AIM OF THE EXERCISE >> Set down, word for word, the part of the ESP8266 memory discussion below that starts at the words "Actually that is" and ends after the words "is all good.".

PAGE EXCERPT >>
□ □ □ □ □
After compilation results

. Variables and constants in RAM (global, static), used 34888 / 80192 bytes (43%)
║ SEGMENT BYTES DESCRIPTION
╠══ DATA 1572 initialized variables
╠══ RODATA 3916 constants
╚══ BSS 29400 zeroed variables
. Instruction RAM (IRAM_ATTR, ICACHE_RAM_ATTR), used 63103 / 65536 bytes (96%)
║ SEGMENT BYTES DESCRIPTION
╠══ ICACHE 32768 reserved space for flash instruction cache
╚══ IRAM 30335 code in IRAM
. Code in flash (default, ICACHE_FLASH_ATTR), used 454992 / 1048576 bytes (43%)
║ SEGMENT BYTES DESCRIPTION
╚══ IROM 454992 code in flash

Interpretation of the results

  1. I can see in the Exception Decoder results that there is something wrong about the particulatte matter sensor (ZH03B). However, I have the same model running without a single error for many months in another PCB version.

  2. It also could be something about the high Instruction RAM (96%)?

Please, let me know what your thoughts are and/or if you need any more information. Thank you!

96% of the Instruction RAM is very tight
note you are using the String class which is normally ok on an ESP8266 but it can fragment memory and if you a low on SRAM give intermittent problems and crash the program
possibly move to an ESP32

1 Like

Thank you for your reply, @horace. Moving to ESP32 would be impossible in this project. Could you advice which maximum percentage of Instruction RAM would be fine? The other ESP8266 that I mention in my original post is 93% full

Actually that is the amount of RAM used by ISR's that are placed in IRAM for the sake of speed. The actual code that is, not the variables, those are placed in normal RAM. It is independent of other RAM and fixed after compile time. One of the first things the program will do is load those functions in to that specific part of RAM. As long as it's less or even to 100% it is all good.
□ □ □ □ □
SUPPLIED INFORMATION >>
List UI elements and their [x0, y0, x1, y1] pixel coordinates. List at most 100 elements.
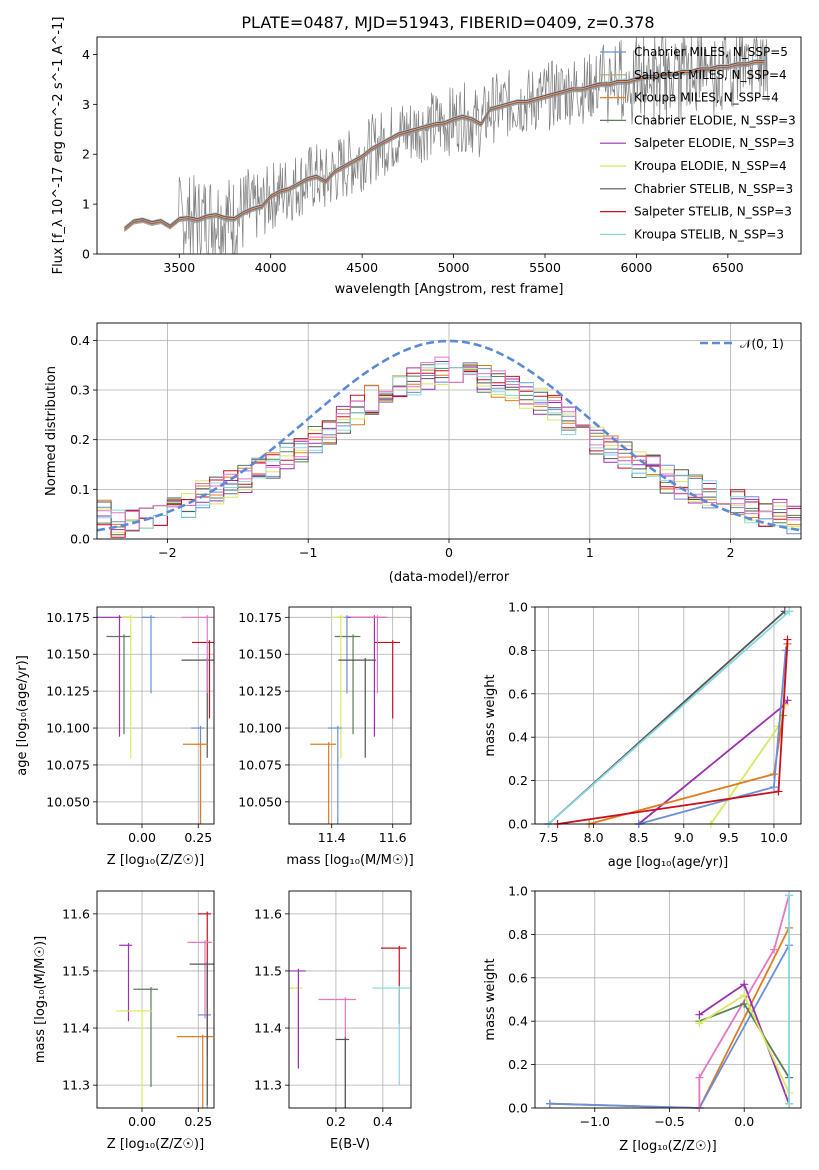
□ □ □ □ □
EXERCISE SOLUTION >>
Actually that is the amount of RAM used by ISR's that are placed in IRAM for the sake of speed. The actual code that is, not the variables, those are placed in normal RAM. It is independent of other RAM and fixed after compile time. One of the first things the program will do is load those functions in to that specific part of RAM. As long as it's less or even to 100% it is all good.